◆ **Exercise objective**
Gather up the lines that contain "panel".

── Data for processing ──

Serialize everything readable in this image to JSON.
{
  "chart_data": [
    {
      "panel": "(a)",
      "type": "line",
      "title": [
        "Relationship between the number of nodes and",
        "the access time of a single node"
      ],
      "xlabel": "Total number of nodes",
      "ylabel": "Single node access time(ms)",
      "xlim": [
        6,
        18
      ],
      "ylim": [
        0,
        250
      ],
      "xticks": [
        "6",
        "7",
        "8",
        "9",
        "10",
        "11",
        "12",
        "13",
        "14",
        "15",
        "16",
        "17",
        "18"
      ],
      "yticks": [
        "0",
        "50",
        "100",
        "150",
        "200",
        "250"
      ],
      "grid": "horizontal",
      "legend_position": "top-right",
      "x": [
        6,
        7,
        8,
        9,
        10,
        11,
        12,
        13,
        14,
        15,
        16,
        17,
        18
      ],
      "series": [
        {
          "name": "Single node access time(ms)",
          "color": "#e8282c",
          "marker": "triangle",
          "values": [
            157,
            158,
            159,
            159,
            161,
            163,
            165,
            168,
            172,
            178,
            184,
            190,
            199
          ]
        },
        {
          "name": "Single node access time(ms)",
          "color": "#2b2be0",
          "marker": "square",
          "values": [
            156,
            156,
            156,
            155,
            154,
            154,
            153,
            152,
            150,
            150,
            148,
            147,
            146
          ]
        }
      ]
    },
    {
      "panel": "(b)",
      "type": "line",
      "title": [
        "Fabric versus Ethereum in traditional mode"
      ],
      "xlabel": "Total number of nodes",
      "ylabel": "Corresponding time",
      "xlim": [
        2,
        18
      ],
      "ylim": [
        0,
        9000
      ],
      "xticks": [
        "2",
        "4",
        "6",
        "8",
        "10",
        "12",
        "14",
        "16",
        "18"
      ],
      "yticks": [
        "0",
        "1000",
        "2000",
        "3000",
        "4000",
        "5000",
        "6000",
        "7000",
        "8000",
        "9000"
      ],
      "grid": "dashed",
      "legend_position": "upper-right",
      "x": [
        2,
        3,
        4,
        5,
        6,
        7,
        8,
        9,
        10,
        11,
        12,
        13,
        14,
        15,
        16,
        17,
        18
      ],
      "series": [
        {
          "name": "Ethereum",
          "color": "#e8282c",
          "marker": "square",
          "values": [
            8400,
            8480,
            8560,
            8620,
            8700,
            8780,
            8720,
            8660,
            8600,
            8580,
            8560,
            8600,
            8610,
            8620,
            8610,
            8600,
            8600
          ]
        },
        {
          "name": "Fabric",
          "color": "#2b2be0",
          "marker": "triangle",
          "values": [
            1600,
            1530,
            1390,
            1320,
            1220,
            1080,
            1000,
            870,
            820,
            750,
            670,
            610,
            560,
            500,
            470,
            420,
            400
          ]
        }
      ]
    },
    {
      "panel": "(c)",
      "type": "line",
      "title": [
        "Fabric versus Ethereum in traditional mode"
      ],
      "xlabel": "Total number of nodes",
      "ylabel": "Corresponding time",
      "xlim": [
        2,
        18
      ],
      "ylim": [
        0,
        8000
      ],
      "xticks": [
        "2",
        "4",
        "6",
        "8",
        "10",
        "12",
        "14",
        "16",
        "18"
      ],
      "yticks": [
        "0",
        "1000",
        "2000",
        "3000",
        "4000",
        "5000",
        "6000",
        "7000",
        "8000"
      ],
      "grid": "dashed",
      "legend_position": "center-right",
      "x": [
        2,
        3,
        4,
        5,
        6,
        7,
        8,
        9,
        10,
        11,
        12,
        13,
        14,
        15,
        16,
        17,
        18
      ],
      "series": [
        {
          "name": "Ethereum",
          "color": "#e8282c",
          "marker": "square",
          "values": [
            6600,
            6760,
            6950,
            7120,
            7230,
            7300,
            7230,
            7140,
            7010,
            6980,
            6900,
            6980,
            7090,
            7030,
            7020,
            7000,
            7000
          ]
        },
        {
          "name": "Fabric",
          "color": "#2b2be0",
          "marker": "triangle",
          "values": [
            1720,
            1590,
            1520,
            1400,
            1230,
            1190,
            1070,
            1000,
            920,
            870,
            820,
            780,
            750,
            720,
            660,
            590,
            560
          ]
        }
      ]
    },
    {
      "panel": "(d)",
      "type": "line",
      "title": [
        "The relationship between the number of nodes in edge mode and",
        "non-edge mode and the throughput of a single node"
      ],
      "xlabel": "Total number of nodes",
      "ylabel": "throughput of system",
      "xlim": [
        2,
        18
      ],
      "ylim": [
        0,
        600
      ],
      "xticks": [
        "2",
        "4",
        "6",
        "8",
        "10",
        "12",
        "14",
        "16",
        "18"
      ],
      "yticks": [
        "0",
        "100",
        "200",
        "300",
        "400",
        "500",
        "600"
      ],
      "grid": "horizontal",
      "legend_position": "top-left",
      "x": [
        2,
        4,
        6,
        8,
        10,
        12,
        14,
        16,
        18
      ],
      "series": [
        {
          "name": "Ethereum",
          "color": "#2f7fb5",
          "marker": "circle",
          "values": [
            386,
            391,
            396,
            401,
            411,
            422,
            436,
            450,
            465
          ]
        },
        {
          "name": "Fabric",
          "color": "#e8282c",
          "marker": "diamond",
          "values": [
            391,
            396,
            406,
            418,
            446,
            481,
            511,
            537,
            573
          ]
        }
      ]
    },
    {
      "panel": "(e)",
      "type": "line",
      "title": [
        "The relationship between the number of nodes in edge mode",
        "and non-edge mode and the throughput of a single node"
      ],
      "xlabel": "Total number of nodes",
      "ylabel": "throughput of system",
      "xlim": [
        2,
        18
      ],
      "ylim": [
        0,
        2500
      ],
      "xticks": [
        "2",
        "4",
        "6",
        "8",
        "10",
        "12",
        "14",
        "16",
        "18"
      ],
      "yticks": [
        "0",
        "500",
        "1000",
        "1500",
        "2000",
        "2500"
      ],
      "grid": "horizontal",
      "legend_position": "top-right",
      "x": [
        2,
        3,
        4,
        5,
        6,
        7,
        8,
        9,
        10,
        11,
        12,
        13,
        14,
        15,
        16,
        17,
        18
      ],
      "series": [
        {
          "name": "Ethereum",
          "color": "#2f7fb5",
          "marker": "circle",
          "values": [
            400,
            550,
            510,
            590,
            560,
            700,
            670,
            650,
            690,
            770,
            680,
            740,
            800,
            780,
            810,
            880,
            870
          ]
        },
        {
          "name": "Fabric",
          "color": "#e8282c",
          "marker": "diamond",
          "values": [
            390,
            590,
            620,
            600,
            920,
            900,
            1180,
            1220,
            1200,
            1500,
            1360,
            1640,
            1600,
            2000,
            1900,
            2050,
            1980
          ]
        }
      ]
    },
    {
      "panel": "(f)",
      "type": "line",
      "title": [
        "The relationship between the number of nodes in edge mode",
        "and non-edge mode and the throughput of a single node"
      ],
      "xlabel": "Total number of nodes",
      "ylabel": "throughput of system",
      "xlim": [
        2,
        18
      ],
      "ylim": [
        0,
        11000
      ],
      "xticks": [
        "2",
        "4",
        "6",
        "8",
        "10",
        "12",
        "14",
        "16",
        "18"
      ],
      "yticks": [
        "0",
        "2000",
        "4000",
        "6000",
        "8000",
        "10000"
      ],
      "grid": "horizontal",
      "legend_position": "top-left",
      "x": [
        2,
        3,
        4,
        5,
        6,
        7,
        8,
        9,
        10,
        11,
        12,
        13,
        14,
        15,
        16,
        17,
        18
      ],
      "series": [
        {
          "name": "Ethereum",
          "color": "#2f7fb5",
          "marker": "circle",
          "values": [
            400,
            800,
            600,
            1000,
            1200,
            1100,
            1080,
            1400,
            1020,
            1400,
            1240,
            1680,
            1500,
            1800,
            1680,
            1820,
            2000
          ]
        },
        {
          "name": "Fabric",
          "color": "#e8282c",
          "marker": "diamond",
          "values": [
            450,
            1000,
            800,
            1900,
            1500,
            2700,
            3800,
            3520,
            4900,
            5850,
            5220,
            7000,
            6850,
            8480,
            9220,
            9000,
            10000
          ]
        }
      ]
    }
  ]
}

───

◆ **Task solution**
      "panel": "(a)",
      "panel": "(b)",
      "panel": "(c)",
      "panel": "(d)",
      "panel": "(e)",
      "panel": "(f)",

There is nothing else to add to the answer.